YOUR OBJECTIVE:
Every line of the material below must be repeated exactly.

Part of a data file
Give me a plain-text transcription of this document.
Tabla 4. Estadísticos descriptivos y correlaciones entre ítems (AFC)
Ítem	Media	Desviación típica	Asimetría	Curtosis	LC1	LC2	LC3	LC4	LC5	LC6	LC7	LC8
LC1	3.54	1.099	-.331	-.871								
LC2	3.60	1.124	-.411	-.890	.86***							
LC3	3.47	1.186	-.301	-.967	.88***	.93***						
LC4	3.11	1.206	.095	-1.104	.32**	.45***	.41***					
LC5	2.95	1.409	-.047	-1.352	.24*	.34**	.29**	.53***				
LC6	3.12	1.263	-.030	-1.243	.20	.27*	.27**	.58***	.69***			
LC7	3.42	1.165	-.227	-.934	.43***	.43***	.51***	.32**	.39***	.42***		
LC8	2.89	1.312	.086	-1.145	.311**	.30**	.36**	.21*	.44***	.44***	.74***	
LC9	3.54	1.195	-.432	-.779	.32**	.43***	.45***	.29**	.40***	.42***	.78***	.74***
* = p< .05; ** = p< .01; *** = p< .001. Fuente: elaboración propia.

EXPECTED ANSWER:
Give me a plain-text transcription of this document.
Tabla 4. Estadísticos descriptivos y correlaciones entre ítems (AFC)
Ítem	Media	Desviación típica	Asimetría	Curtosis	LC1	LC2	LC3	LC4	LC5	LC6	LC7	LC8
LC1	3.54	1.099	-.331	-.871								
LC2	3.60	1.124	-.411	-.890	.86***							
LC3	3.47	1.186	-.301	-.967	.88***	.93***						
LC4	3.11	1.206	.095	-1.104	.32**	.45***	.41***					
LC5	2.95	1.409	-.047	-1.352	.24*	.34**	.29**	.53***				
LC6	3.12	1.263	-.030	-1.243	.20	.27*	.27**	.58***	.69***			
LC7	3.42	1.165	-.227	-.934	.43***	.43***	.51***	.32**	.39***	.42***		
LC8	2.89	1.312	.086	-1.145	.311**	.30**	.36**	.21*	.44***	.44***	.74***	
LC9	3.54	1.195	-.432	-.779	.32**	.43***	.45***	.29**	.40***	.42***	.78***	.74***
* = p< .05; ** = p< .01; *** = p< .001. Fuente: elaboración propia.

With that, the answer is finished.